:: TASK ::
Count every line in the data below where "ensuring" occurs, then state that number and nothing more.

:: ENTRIES SUPPLIED ::

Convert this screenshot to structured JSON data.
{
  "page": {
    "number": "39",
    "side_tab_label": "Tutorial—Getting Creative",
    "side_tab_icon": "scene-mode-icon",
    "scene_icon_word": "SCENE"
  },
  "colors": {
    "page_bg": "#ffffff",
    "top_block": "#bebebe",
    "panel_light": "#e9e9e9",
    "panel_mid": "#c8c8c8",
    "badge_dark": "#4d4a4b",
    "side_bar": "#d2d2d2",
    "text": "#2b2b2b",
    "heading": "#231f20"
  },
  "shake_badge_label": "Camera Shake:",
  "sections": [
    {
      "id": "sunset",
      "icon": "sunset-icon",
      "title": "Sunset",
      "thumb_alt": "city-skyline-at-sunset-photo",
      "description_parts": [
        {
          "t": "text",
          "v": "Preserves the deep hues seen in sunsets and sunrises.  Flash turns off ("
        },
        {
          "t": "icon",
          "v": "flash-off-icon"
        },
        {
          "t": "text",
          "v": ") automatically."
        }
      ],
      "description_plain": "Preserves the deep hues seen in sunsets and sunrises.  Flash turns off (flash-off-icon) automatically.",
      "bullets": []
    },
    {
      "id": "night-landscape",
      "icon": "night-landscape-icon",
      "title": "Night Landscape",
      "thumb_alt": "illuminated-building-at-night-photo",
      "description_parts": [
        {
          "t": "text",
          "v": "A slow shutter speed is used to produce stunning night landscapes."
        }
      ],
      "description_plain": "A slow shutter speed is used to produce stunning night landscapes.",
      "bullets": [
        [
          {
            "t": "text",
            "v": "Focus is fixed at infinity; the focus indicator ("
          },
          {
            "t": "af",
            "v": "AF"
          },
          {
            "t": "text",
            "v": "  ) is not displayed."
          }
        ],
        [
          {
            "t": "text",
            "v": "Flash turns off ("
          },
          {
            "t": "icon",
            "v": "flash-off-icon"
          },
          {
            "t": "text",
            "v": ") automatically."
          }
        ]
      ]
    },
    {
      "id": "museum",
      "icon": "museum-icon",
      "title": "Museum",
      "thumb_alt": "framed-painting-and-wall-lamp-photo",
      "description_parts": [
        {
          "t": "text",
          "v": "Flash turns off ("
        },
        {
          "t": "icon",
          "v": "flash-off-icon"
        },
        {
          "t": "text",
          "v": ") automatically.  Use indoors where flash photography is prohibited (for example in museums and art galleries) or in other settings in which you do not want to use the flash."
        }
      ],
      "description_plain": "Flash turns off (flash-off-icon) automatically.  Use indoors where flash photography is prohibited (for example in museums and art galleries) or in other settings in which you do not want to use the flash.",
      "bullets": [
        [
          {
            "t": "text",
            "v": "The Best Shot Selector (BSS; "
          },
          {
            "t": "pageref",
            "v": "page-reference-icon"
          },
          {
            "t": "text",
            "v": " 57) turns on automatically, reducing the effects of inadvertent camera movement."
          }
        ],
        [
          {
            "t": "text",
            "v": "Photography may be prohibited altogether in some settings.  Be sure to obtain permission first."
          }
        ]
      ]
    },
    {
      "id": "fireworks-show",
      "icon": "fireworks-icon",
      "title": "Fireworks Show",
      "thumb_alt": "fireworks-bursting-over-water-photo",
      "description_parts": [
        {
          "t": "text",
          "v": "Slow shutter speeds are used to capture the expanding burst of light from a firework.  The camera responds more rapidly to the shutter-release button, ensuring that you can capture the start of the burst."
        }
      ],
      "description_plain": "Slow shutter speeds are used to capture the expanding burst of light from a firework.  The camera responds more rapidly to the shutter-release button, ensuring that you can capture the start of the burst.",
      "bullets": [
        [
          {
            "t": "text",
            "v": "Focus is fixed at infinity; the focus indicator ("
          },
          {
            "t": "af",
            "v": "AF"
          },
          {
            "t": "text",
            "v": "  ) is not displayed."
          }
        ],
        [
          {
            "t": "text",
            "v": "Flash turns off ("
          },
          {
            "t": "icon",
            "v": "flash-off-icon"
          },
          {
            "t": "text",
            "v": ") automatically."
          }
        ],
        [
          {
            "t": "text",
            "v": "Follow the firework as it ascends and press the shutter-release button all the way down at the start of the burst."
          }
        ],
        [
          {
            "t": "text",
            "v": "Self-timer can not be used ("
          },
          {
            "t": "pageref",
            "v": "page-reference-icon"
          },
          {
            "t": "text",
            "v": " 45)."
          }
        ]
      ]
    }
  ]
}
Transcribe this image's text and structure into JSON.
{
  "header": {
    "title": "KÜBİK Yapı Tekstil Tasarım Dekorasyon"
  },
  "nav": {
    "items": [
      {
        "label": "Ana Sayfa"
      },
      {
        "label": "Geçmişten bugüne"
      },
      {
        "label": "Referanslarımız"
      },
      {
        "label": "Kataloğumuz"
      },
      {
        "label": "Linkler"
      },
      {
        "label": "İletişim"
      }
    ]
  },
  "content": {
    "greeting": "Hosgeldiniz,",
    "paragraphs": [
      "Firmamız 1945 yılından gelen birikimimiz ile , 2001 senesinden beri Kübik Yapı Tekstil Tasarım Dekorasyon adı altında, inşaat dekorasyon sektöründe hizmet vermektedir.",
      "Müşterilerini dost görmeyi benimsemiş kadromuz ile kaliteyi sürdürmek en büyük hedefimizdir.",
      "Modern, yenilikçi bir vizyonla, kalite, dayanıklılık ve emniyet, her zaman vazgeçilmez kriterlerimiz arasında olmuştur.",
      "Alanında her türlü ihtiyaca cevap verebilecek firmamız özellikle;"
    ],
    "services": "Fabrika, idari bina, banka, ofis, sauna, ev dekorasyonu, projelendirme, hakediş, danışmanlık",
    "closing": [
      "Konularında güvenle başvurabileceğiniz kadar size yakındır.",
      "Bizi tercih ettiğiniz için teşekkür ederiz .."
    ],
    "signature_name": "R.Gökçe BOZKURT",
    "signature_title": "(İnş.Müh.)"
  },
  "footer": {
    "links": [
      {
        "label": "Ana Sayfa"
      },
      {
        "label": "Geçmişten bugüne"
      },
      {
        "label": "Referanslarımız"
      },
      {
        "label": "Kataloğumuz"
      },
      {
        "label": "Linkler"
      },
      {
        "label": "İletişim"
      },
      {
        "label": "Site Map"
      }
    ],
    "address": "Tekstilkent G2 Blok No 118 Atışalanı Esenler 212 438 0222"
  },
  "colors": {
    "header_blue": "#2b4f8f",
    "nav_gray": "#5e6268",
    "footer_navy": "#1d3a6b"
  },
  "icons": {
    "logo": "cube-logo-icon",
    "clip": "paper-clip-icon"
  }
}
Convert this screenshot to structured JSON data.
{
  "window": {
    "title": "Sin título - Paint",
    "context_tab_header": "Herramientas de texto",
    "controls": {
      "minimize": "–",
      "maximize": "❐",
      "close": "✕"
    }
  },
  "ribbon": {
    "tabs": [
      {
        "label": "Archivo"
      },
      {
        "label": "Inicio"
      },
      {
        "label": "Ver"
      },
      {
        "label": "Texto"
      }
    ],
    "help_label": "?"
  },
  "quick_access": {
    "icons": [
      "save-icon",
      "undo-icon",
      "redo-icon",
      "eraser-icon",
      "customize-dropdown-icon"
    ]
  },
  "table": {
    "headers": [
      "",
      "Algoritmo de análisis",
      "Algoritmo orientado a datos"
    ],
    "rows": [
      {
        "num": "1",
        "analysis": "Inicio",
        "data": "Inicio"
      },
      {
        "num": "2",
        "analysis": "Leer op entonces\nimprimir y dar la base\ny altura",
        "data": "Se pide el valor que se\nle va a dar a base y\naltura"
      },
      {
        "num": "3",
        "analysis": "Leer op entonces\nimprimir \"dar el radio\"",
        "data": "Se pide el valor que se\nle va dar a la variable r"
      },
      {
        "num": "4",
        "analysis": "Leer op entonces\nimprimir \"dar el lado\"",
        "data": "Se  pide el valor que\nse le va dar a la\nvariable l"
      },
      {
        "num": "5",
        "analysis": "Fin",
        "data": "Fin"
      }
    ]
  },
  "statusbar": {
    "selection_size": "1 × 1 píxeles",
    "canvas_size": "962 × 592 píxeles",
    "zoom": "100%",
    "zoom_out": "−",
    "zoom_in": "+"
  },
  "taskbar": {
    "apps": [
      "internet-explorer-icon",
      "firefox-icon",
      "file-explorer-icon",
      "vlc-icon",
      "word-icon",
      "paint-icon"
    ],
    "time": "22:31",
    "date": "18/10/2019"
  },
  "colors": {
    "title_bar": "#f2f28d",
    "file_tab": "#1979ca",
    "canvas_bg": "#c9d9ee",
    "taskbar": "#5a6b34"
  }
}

:: WRITTEN ANSWER ::
2